## 出題内容
西武台と埼玉平成の試合記事の続きを、最後の一文の後から書いてください。

## 文書の抜粋

##############################

序盤から西武台は速いプレスからのピッチを大きく使った攻撃でペースを作っていく。対する埼玉平成は中盤あたりまではボールを運ぶも、味方のサポートが少なく、西武台のプレッシャーにつかまってしまい、なかなかゴール前まで侵入することができない。それでもディフェンスの部分ではポジショニングのバランスを崩さず、集中力を保って西武台の攻撃を跳ね返し続ける。

西武台は前半26分、岩本のボール奪取から、右サイドの山口拓真がキーパーとディフェンスの間にグラウンダーのクロス。これに丸山敦司が合わせるがまたしてもゴールポストに阻まれてしまう。するとその1分後には埼玉平成にチャンス。中盤でボールを奪うと、山崎祥平が遠くから狙っていく。これはキーパーに阻まれたが、この試合初めて埼玉平成がシュートまで持ち込む。

形を作りながらもなかなか得点に結びつけることができなかった西武台だが、それでも前半34分、ついに先制点を挙げる。「守備時のボールの読みと展開力」が持ち味という今井祐太朗がハーフウェイライン付近でボールを奪うとドリブルを開始。

「今井が良い位置でボールを取ってくれたので、自分が走ればチャンスになると思って信じて走った」という田中が前線に走りこむと、その足元にゴール前で横パスが入る。これを田中が冷静に決めて西武台が先制に成功する。

その後も組織的な守備で埼玉平成に自由な展開を許さず。前半のシュートを1本に抑えた西武台が1点リードで試合を折り返す。

まずは同点としたい埼玉平成は後半開始と同時に速攻をかける。西武台のキックオフのボールを奪うと、最後は山崎祥が狙っていくが、西武台GK高麗稜太の好守に遭いゴールならず。それでも立ち上がりから点を取りにいく姿勢を見せる。

しかし次の得点を決めたのは西武台。後半4分、スローインからの一連の流れから英賀慎之介が縦パスを送る。そのボールを丸山がヒールで落とし、最後は田中がシュート。「アイコンタクトもできていて、イメージが共有できたゴールだった」という田中のこの日2点目で西武台がリードを広げる。

畳み掛ける西武台は今井のボール奪取からの展開力を生かした攻撃や岩本のドリブル突破、山口のシュートなどで圧力をかけていく。後半12分には山口、丸山とつないで中央にグラウンダーのクロス。田中がスルーしたボールに後ろから走りこんだ岩本が合わせたが、これはクロスバーを叩く。

すると後半15分に追加点。今井の右コーナーキックから美川笙乃が打点の高いヘディングでそらすと、この日は左サイドバックとしての出場ながらフォワード、センターバックもこなす相葉航希が合わせて3点目。「練習中から意識していた」(西武台・今井)という形からの得点でリードをさらに広げる。

なんとか前に出ようとする埼玉平成は縦に速い攻撃からチャンスを狙うも、なかなか西武台の守備網を突破することができない。

さらに西武台は後半26分、3点目を決めた相葉が左サイドを突破しエリア内に侵入。2人、3人と引きつけると、中央でフリーとなった山口に絶妙なパスを送る。これに山口が右足で合わせて4点目。

##############################

## データ一覧

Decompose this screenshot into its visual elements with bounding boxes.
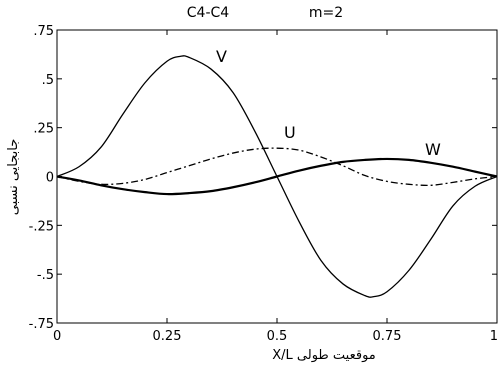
chart-title-right: m=2	[309, 5, 343, 21]
x-tick-label: 0	[53, 329, 61, 344]
y-axis-ticks: .75 .5 .25 0 -.25 -.5 -.75	[29, 24, 497, 332]
x-tick-label: 0.75	[373, 329, 402, 344]
y-tick-label: -.5	[37, 268, 54, 283]
x-tick-label: 0.5	[267, 329, 288, 344]
y-axis-label: جابجایی نسبی	[6, 139, 21, 216]
y-tick-label: 0	[46, 171, 54, 186]
x-tick-label: 1	[490, 329, 498, 344]
x-axis-ticks: 0 0.25 0.5 0.75 1	[53, 30, 498, 344]
x-tick-label: 0.25	[153, 329, 182, 344]
x-axis-label: موقعیت طولی X/L	[272, 348, 376, 363]
y-tick-label: -.75	[29, 317, 54, 332]
series-line-w	[56, 157, 498, 196]
y-tick-label: .5	[42, 73, 54, 88]
series-line-u	[56, 147, 498, 187]
series-label-u: U	[284, 123, 296, 142]
y-tick-label: -.25	[29, 219, 54, 234]
series-layer	[56, 55, 498, 298]
chart-title-left: C4-C4	[187, 5, 230, 21]
y-tick-label: .25	[33, 122, 54, 137]
series-label-w: W	[425, 140, 441, 159]
y-tick-label: .75	[33, 24, 54, 39]
series-label-v: V	[216, 47, 227, 66]
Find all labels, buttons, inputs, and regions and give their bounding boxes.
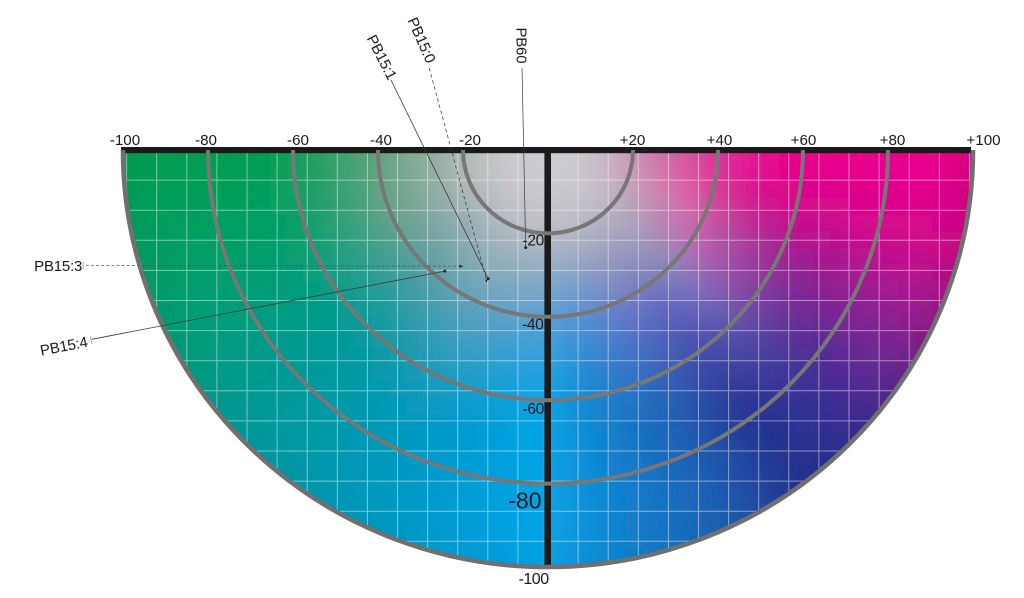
svg-text:PB15:0: PB15:0 (404, 15, 439, 66)
svg-text:PB15:1: PB15:1 (363, 32, 400, 83)
svg-text:-20: -20 (459, 132, 481, 149)
svg-text:-60: -60 (287, 132, 309, 149)
svg-text:-100: -100 (110, 132, 140, 149)
svg-text:+40: +40 (707, 132, 733, 149)
svg-text:-80: -80 (195, 132, 217, 149)
svg-text:PB60: PB60 (513, 27, 530, 63)
svg-text:+100: +100 (966, 132, 1000, 149)
svg-text:+20: +20 (620, 132, 646, 149)
svg-text:+60: +60 (791, 132, 817, 149)
svg-text:-80: -80 (508, 487, 541, 513)
svg-text:-40: -40 (370, 132, 392, 149)
svg-text:-40: -40 (522, 316, 544, 333)
svg-text:-100: -100 (519, 571, 550, 588)
svg-text:+80: +80 (880, 132, 906, 149)
svg-text:PB15:4: PB15:4 (39, 334, 89, 360)
svg-text:-60: -60 (522, 401, 544, 418)
svg-text:-20: -20 (522, 232, 544, 249)
svg-text:PB15:3: PB15:3 (34, 258, 82, 275)
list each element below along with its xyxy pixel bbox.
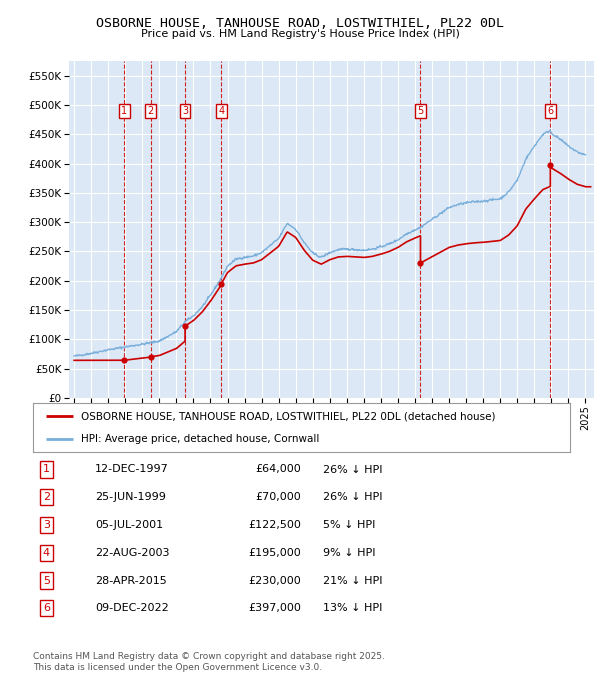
- Text: 13% ↓ HPI: 13% ↓ HPI: [323, 603, 382, 613]
- Text: 09-DEC-2022: 09-DEC-2022: [95, 603, 169, 613]
- Text: 26% ↓ HPI: 26% ↓ HPI: [323, 464, 382, 475]
- Text: 1: 1: [43, 464, 50, 475]
- Text: 05-JUL-2001: 05-JUL-2001: [95, 520, 163, 530]
- Text: £122,500: £122,500: [248, 520, 302, 530]
- Text: 21% ↓ HPI: 21% ↓ HPI: [323, 575, 382, 585]
- Text: OSBORNE HOUSE, TANHOUSE ROAD, LOSTWITHIEL, PL22 0DL (detached house): OSBORNE HOUSE, TANHOUSE ROAD, LOSTWITHIE…: [82, 411, 496, 422]
- Text: Contains HM Land Registry data © Crown copyright and database right 2025.
This d: Contains HM Land Registry data © Crown c…: [33, 652, 385, 672]
- Text: 26% ↓ HPI: 26% ↓ HPI: [323, 492, 382, 503]
- Text: 28-APR-2015: 28-APR-2015: [95, 575, 167, 585]
- Text: 25-JUN-1999: 25-JUN-1999: [95, 492, 166, 503]
- Text: £230,000: £230,000: [249, 575, 302, 585]
- Text: 5: 5: [43, 575, 50, 585]
- Text: £397,000: £397,000: [248, 603, 302, 613]
- Text: 6: 6: [43, 603, 50, 613]
- Text: 2: 2: [148, 106, 154, 116]
- Text: £70,000: £70,000: [256, 492, 302, 503]
- Text: 1: 1: [121, 106, 127, 116]
- Text: OSBORNE HOUSE, TANHOUSE ROAD, LOSTWITHIEL, PL22 0DL: OSBORNE HOUSE, TANHOUSE ROAD, LOSTWITHIE…: [96, 17, 504, 30]
- Text: 6: 6: [547, 106, 553, 116]
- Text: £195,000: £195,000: [249, 548, 302, 558]
- Text: 4: 4: [218, 106, 224, 116]
- Text: 5: 5: [418, 106, 424, 116]
- Text: 9% ↓ HPI: 9% ↓ HPI: [323, 548, 376, 558]
- Text: 4: 4: [43, 548, 50, 558]
- Text: 3: 3: [43, 520, 50, 530]
- Text: 2: 2: [43, 492, 50, 503]
- Text: 12-DEC-1997: 12-DEC-1997: [95, 464, 169, 475]
- Text: Price paid vs. HM Land Registry's House Price Index (HPI): Price paid vs. HM Land Registry's House …: [140, 29, 460, 39]
- Text: 5% ↓ HPI: 5% ↓ HPI: [323, 520, 376, 530]
- Text: 22-AUG-2003: 22-AUG-2003: [95, 548, 169, 558]
- Text: £64,000: £64,000: [256, 464, 302, 475]
- Text: 3: 3: [182, 106, 188, 116]
- Text: HPI: Average price, detached house, Cornwall: HPI: Average price, detached house, Corn…: [82, 434, 320, 444]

##############################

## 回答
埼玉平成はアディショナルタイム、後方からのロングボールに新井が合わせるもジャストミートせず。全校応援の前でなんとか1点をもぎ取ろうと最後まで攻め続けたが得点を奪うことができず、4-0で西武台が準決勝進出を決めた。

今年は新人大会、関東予選、総体予選と3大会でベスト4を逃してきた西武台。「いろいろと試行錯誤をしながら子供たちも頑張ってくれたし、ここを目指して最後までやってくれた結果だというのを認めてあげたい」と守屋保監督。

その一方で「今日はファーストディフェンスを敵のサイドバック、ワンボランチのところに置いたが、ルーズになってしまうところがあった。ベスト4の試合を考えた時に、こちらの圧倒した守備から相手が攻撃意識を失っていくような試合に持ち込まないと」と気を引き締めた。

西武台は準決勝で第2シードの聖望学園高校を破った浦和南高校と対戦する。今井主将は「浦和南はフォワードの高さがあるので、セットプレーは特に注意していきたい。集中力を切らせないようにして、ノーファールでやっていきたいと思う」と準決勝に向けての対策を語った。

一方、敗れた埼玉平成・浦田尚希監督は「西武台は強かった。我々はまだやらなくてはいけないことが多いと感じた試合だった。プレッシャーゲームの中で厳しい試合だったが、もう少し後ろからつなぐことができればよかったと思う」と試合を振り返った。

それでも今年は1次予選から常連校が名を連ねる決勝トーナメントに進出し、2年生が主体のチームで初のベスト8進出を果たした。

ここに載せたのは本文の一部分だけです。